TASK DESCRIPTION:
Pull out every line with the word "this".

─── ENTRIES

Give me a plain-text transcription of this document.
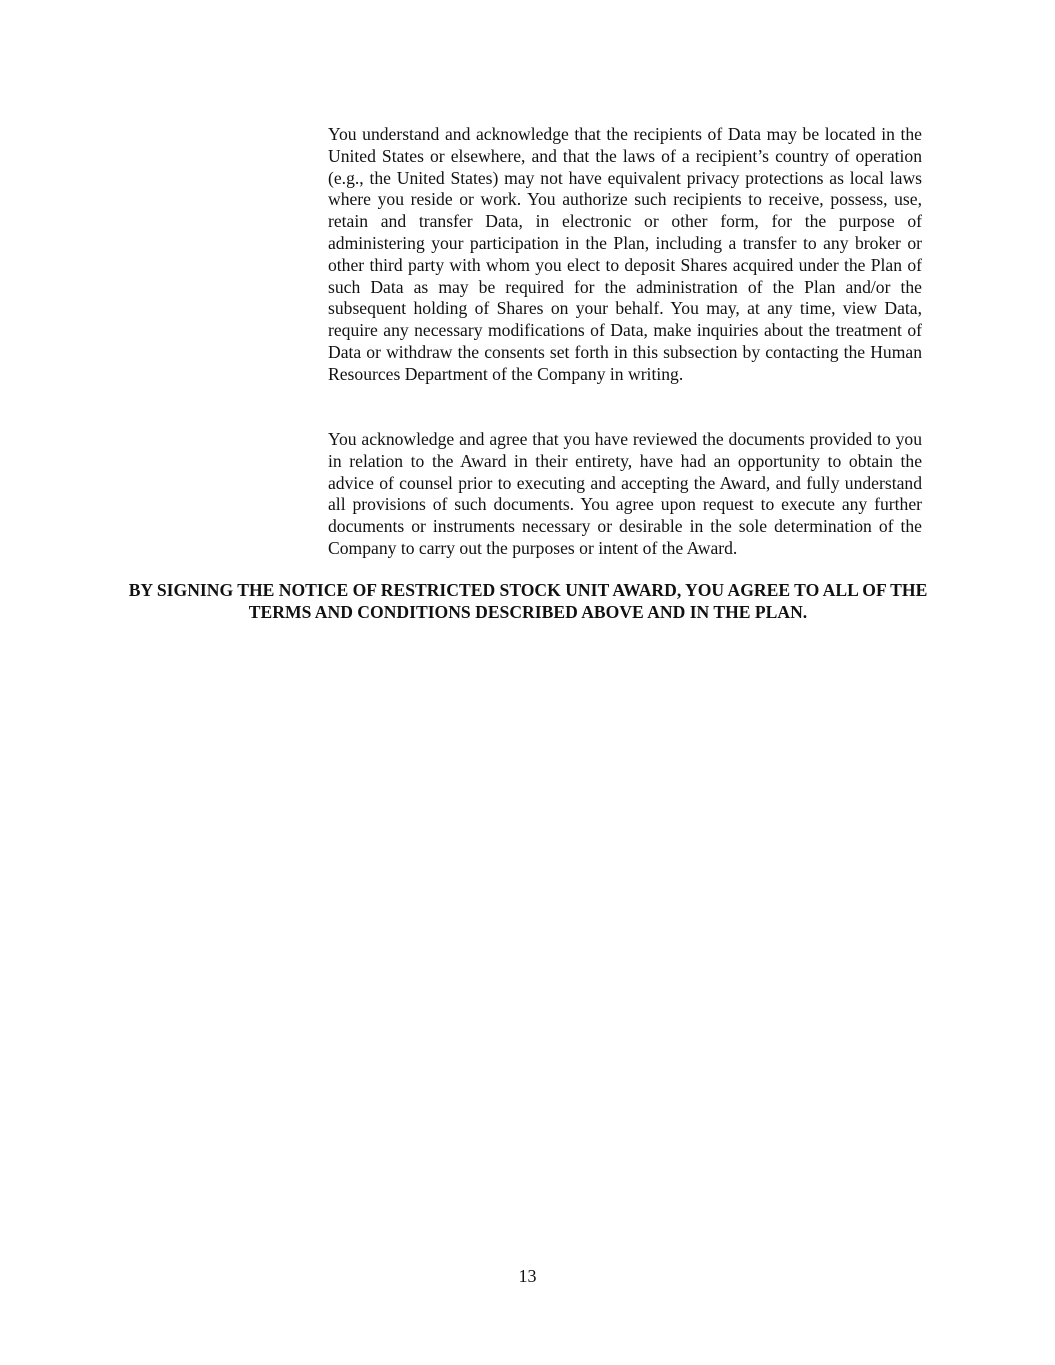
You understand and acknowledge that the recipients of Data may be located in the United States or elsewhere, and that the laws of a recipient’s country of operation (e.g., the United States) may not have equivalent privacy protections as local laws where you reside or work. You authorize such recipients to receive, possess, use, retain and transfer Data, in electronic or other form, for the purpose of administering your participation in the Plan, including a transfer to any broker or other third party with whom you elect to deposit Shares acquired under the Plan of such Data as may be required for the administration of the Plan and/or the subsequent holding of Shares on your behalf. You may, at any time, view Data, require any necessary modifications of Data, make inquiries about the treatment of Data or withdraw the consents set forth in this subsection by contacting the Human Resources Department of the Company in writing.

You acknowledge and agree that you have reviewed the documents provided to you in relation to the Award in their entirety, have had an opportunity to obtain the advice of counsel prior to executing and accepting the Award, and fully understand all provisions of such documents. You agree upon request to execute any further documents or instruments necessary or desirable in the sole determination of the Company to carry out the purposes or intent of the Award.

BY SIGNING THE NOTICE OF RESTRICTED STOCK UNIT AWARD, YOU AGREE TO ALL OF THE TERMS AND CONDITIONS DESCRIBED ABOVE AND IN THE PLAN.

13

──────

THE ANSWER:
Give me a plain-text transcription of this document.
You understand and acknowledge that the recipients of Data may be located in the United States or elsewhere, and that the laws of a recipient’s country of operation (e.g., the United States) may not have equivalent privacy protections as local laws where you reside or work. You authorize such recipients to receive, possess, use, retain and transfer Data, in electronic or other form, for the purpose of administering your participation in the Plan, including a transfer to any broker or other third party with whom you elect to deposit Shares acquired under the Plan of such Data as may be required for the administration of the Plan and/or the subsequent holding of Shares on your behalf. You may, at any time, view Data, require any necessary modifications of Data, make inquiries about the treatment of Data or withdraw the consents set forth in this subsection by contacting the Human Resources Department of the Company in writing.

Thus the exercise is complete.